[BEGIN Material for this exercise]
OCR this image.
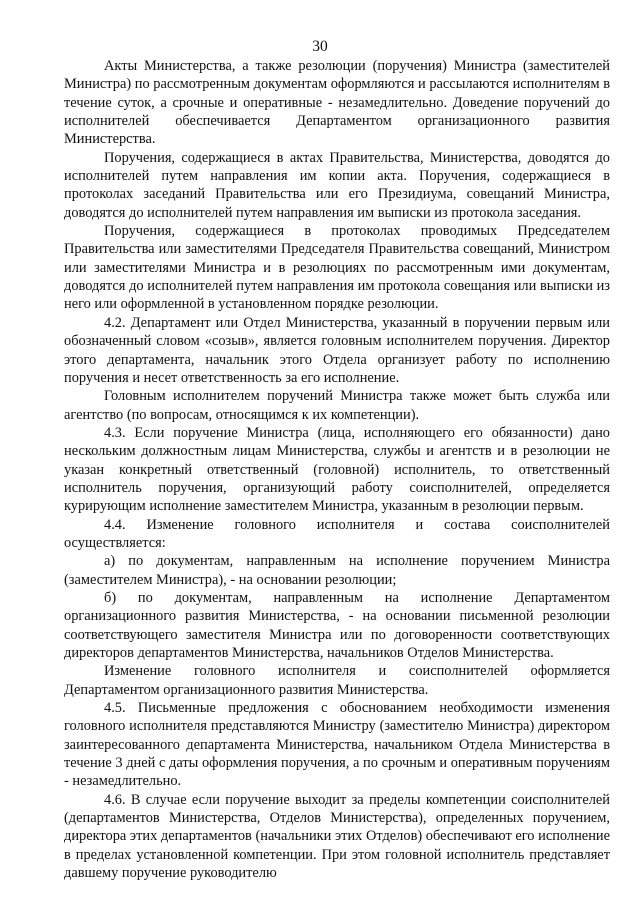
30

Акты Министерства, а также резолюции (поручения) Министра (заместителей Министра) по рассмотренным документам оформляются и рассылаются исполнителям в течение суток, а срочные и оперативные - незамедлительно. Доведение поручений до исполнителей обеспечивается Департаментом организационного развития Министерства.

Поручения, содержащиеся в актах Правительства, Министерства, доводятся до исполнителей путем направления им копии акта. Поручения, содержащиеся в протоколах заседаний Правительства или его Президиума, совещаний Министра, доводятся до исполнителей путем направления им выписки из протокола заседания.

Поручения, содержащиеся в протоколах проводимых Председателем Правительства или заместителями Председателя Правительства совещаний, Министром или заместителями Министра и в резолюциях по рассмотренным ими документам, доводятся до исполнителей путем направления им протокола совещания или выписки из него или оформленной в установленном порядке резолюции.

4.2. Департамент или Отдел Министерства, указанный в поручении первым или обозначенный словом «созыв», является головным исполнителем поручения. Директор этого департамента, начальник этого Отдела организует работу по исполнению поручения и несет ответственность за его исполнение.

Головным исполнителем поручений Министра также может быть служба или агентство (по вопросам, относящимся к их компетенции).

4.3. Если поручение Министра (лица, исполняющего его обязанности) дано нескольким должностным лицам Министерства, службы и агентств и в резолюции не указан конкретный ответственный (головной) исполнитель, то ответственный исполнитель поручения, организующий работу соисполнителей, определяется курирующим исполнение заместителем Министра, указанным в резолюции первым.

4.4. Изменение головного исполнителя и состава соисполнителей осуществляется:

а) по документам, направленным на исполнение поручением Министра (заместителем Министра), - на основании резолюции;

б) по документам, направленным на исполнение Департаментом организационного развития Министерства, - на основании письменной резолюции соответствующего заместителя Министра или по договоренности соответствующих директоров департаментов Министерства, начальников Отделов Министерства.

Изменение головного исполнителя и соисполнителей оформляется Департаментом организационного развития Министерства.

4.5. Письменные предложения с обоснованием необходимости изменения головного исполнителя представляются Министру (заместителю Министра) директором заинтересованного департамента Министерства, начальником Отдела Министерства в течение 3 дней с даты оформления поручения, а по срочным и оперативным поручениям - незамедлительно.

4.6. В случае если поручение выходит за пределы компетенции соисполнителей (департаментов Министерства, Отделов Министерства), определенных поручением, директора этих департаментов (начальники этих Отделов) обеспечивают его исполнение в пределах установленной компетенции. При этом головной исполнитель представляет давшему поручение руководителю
[END Material for this exercise]
The task
Gather all lines from the records above in which "течение" appears.

Exercise output
Акты Министерства, а также резолюции (поручения) Министра (заместителей Министра) по рассмотренным документам оформляются и рассылаются исполнителям в течение суток, а срочные и оперативные - незамедлительно. Доведение поручений до исполнителей обеспечивается Департаментом организационного развития Министерства.
4.5. Письменные предложения с обоснованием необходимости изменения головного исполнителя представляются Министру (заместителю Министра) директором заинтересованного департамента Министерства, начальником Отдела Министерства в течение 3 дней с даты оформления поручения, а по срочным и оперативным поручениям - незамедлительно.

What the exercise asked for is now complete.